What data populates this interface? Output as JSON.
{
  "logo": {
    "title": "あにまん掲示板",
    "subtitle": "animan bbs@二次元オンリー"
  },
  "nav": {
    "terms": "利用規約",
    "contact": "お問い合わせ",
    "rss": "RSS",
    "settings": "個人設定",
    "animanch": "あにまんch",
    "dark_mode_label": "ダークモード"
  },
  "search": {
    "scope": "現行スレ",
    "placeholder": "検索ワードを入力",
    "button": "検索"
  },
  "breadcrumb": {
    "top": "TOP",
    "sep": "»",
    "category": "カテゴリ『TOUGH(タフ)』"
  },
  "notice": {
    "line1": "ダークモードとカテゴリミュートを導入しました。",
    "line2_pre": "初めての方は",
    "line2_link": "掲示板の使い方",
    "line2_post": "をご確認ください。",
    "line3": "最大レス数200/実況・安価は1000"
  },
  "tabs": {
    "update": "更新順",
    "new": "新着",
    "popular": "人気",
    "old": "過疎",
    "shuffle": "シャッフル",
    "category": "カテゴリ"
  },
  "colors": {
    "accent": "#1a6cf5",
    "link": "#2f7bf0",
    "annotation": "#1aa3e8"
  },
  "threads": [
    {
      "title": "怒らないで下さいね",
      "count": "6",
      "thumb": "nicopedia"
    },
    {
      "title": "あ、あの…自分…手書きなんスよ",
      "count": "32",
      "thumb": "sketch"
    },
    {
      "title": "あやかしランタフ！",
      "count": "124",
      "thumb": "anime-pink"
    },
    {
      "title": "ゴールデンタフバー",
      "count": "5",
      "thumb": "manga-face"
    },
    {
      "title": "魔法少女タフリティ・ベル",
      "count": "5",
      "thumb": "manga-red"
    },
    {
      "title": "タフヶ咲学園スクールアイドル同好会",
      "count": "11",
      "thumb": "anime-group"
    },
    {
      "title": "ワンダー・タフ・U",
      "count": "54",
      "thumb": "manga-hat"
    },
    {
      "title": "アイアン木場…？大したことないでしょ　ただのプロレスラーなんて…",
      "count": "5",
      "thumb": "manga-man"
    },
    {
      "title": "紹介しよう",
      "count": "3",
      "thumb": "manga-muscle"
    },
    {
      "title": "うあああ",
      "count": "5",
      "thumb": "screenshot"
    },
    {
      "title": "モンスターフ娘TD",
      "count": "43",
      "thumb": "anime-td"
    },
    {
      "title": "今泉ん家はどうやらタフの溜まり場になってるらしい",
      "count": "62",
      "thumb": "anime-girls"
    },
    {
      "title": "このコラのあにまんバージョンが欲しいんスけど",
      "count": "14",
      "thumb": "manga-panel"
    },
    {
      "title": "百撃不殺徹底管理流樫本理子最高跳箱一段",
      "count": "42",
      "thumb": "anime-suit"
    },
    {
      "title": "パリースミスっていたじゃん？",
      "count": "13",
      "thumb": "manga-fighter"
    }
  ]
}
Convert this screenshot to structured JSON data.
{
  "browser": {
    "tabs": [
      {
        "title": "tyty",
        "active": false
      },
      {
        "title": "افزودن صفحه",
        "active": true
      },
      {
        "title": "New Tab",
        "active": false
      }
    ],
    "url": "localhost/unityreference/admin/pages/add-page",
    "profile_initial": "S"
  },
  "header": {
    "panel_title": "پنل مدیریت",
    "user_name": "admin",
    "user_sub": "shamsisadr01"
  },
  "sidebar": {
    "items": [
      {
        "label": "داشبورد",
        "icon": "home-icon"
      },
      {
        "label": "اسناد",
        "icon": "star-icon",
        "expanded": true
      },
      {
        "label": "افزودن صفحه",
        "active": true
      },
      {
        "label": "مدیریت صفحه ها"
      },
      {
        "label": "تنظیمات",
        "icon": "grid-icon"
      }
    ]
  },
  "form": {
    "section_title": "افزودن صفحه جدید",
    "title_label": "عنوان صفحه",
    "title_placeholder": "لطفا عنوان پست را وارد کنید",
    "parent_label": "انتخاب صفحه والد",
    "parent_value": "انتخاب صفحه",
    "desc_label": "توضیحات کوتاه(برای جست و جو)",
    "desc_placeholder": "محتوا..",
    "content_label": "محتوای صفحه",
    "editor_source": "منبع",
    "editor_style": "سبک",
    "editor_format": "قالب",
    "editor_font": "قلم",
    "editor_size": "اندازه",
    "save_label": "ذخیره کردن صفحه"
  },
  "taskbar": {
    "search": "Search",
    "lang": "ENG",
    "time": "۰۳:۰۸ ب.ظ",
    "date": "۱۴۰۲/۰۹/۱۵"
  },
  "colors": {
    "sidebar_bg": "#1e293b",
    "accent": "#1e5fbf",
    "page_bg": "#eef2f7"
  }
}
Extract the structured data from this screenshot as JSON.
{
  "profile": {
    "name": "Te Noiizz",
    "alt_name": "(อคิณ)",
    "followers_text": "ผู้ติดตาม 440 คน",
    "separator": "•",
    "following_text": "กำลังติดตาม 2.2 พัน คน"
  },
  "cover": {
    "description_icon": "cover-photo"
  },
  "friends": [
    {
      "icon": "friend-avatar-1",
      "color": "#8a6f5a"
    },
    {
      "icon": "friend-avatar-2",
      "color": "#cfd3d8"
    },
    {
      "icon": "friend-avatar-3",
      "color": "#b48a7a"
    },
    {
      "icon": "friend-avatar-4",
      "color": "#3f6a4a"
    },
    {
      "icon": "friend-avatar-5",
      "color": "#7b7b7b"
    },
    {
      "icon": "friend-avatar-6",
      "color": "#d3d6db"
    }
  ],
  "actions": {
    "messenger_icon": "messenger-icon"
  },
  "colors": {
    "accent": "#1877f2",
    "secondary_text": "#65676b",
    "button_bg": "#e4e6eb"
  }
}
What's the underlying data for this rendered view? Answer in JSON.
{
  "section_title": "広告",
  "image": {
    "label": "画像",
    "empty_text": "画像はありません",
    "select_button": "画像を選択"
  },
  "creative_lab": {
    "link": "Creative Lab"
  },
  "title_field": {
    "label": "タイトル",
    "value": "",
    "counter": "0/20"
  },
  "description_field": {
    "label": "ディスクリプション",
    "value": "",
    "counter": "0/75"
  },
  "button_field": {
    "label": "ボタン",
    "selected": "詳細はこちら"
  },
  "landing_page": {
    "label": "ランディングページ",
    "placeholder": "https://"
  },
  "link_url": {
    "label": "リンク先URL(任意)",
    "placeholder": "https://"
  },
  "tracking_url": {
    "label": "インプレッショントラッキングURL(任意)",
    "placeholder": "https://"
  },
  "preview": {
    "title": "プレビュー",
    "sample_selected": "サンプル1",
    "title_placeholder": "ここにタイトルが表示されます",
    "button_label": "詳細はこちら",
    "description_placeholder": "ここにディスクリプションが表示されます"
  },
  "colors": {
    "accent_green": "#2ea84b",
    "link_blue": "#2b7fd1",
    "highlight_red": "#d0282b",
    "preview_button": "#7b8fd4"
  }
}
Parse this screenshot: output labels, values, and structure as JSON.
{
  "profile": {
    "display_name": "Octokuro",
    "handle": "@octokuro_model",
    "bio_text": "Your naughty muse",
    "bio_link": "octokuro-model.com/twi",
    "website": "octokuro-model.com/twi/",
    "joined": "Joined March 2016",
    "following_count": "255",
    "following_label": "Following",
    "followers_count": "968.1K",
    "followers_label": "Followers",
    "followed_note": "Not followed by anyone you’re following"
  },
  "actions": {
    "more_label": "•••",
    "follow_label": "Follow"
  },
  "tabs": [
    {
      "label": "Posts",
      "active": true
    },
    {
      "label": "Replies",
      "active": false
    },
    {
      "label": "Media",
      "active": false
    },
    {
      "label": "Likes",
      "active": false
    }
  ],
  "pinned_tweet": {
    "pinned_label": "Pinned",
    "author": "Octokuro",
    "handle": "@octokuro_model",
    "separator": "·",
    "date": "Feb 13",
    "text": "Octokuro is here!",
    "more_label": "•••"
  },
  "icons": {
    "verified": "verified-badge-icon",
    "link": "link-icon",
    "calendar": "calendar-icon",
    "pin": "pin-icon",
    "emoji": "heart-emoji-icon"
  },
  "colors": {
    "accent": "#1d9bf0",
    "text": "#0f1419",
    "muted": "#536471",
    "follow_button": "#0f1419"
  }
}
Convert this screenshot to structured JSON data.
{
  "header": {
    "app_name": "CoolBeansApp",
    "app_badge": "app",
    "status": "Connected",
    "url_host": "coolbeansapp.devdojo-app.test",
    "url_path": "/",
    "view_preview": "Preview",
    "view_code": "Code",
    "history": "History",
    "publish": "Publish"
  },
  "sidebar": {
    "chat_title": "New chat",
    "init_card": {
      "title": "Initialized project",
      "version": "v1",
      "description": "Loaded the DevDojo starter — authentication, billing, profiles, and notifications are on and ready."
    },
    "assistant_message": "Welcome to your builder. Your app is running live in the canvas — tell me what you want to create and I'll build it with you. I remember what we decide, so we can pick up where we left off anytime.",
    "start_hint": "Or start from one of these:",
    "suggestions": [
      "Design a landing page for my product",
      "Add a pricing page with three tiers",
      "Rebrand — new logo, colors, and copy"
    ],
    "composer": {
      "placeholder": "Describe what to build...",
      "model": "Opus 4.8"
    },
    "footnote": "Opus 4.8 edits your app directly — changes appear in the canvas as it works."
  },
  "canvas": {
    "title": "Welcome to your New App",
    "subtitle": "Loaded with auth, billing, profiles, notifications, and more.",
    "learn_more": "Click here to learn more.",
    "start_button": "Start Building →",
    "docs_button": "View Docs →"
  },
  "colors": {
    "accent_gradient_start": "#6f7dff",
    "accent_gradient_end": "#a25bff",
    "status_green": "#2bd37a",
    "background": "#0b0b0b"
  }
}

+ + + + + + +

__Exercise goal__. Show the lines of the material that contain the word "صفحه".

__Answer for this exercise__.
        "title": "افزودن صفحه",
        "label": "افزودن صفحه",
        "label": "مدیریت صفحه ها"
    "section_title": "افزودن صفحه جدید",
    "title_label": "عنوان صفحه",
    "parent_label": "انتخاب صفحه والد",
    "parent_value": "انتخاب صفحه",
    "content_label": "محتوای صفحه",
    "save_label": "ذخیره کردن صفحه"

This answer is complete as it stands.